DATA EXCERPTS:

┌──

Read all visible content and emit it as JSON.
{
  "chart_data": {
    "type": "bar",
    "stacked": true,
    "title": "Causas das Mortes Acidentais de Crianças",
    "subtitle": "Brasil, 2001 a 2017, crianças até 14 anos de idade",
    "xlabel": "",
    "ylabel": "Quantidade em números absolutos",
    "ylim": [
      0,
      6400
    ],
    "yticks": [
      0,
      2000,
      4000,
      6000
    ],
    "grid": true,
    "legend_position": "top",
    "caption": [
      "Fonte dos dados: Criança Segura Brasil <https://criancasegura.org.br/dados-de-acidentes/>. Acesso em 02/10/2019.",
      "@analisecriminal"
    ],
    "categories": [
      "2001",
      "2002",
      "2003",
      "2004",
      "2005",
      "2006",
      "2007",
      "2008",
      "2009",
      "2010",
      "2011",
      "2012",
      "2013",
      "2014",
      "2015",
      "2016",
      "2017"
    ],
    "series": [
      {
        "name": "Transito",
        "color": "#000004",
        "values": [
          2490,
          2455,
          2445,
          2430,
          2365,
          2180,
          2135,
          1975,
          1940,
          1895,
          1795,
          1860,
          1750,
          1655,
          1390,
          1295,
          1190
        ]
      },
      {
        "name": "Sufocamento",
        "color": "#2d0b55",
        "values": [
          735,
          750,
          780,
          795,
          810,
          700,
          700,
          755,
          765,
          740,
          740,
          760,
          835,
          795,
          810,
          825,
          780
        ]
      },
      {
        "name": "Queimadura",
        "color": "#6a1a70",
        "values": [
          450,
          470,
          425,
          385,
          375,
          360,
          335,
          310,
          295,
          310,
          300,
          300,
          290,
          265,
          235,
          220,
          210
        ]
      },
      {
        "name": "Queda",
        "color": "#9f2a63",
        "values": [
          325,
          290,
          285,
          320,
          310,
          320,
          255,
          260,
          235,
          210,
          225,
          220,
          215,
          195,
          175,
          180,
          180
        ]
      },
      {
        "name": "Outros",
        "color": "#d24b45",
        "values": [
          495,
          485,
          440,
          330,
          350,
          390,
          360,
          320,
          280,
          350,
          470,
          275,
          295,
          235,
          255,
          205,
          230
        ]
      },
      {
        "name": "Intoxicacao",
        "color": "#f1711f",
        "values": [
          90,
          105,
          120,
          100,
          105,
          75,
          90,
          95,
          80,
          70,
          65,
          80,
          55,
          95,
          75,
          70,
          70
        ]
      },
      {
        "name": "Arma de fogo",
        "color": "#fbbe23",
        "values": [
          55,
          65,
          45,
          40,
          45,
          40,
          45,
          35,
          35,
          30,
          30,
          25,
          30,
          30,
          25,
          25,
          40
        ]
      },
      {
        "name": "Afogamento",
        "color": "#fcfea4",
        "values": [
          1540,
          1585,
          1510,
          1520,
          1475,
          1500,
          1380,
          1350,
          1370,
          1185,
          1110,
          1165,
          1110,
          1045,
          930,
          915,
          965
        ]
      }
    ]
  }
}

└──

WHAT IS BEING ASKED: Reproduce the entire listing word for word.

FULL RESPONSE:
Read all visible content and emit it as JSON.
{
  "chart_data": {
    "type": "bar",
    "stacked": true,
    "title": "Causas das Mortes Acidentais de Crianças",
    "subtitle": "Brasil, 2001 a 2017, crianças até 14 anos de idade",
    "xlabel": "",
    "ylabel": "Quantidade em números absolutos",
    "ylim": [
      0,
      6400
    ],
    "yticks": [
      0,
      2000,
      4000,
      6000
    ],
    "grid": true,
    "legend_position": "top",
    "caption": [
      "Fonte dos dados: Criança Segura Brasil <https://criancasegura.org.br/dados-de-acidentes/>. Acesso em 02/10/2019.",
      "@analisecriminal"
    ],
    "categories": [
      "2001",
      "2002",
      "2003",
      "2004",
      "2005",
      "2006",
      "2007",
      "2008",
      "2009",
      "2010",
      "2011",
      "2012",
      "2013",
      "2014",
      "2015",
      "2016",
      "2017"
    ],
    "series": [
      {
        "name": "Transito",
        "color": "#000004",
        "values": [
          2490,
          2455,
          2445,
          2430,
          2365,
          2180,
          2135,
          1975,
          1940,
          1895,
          1795,
          1860,
          1750,
          1655,
          1390,
          1295,
          1190
        ]
      },
      {
        "name": "Sufocamento",
        "color": "#2d0b55",
        "values": [
          735,
          750,
          780,
          795,
          810,
          700,
          700,
          755,
          765,
          740,
          740,
          760,
          835,
          795,
          810,
          825,
          780
        ]
      },
      {
        "name": "Queimadura",
        "color": "#6a1a70",
        "values": [
          450,
          470,
          425,
          385,
          375,
          360,
          335,
          310,
          295,
          310,
          300,
          300,
          290,
          265,
          235,
          220,
          210
        ]
      },
      {
        "name": "Queda",
        "color": "#9f2a63",
        "values": [
          325,
          290,
          285,
          320,
          310,
          320,
          255,
          260,
          235,
          210,
          225,
          220,
          215,
          195,
          175,
          180,
          180
        ]
      },
      {
        "name": "Outros",
        "color": "#d24b45",
        "values": [
          495,
          485,
          440,
          330,
          350,
          390,
          360,
          320,
          280,
          350,
          470,
          275,
          295,
          235,
          255,
          205,
          230
        ]
      },
      {
        "name": "Intoxicacao",
        "color": "#f1711f",
        "values": [
          90,
          105,
          120,
          100,
          105,
          75,
          90,
          95,
          80,
          70,
          65,
          80,
          55,
          95,
          75,
          70,
          70
        ]
      },
      {
        "name": "Arma de fogo",
        "color": "#fbbe23",
        "values": [
          55,
          65,
          45,
          40,
          45,
          40,
          45,
          35,
          35,
          30,
          30,
          25,
          30,
          30,
          25,
          25,
          40
        ]
      },
      {
        "name": "Afogamento",
        "color": "#fcfea4",
        "values": [
          1540,
          1585,
          1510,
          1520,
          1475,
          1500,
          1380,
          1350,
          1370,
          1185,
          1110,
          1165,
          1110,
          1045,
          930,
          915,
          965
        ]
      }
    ]
  }
}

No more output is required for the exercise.